-- START OF Dataset entries --

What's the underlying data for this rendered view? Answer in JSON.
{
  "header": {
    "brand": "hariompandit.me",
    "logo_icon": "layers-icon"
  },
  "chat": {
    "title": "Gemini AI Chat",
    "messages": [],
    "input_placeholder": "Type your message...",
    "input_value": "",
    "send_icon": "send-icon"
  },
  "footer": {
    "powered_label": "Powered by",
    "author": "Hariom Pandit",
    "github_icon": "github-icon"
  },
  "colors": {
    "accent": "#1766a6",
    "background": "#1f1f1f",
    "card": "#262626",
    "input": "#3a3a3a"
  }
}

-- END OF Dataset entries --

### The task
Extract the complete data, matching each line exactly.

### Solution to this exercise
What's the underlying data for this rendered view? Answer in JSON.
{
  "header": {
    "brand": "hariompandit.me",
    "logo_icon": "layers-icon"
  },
  "chat": {
    "title": "Gemini AI Chat",
    "messages": [],
    "input_placeholder": "Type your message...",
    "input_value": "",
    "send_icon": "send-icon"
  },
  "footer": {
    "powered_label": "Powered by",
    "author": "Hariom Pandit",
    "github_icon": "github-icon"
  },
  "colors": {
    "accent": "#1766a6",
    "background": "#1f1f1f",
    "card": "#262626",
    "input": "#3a3a3a"
  }
}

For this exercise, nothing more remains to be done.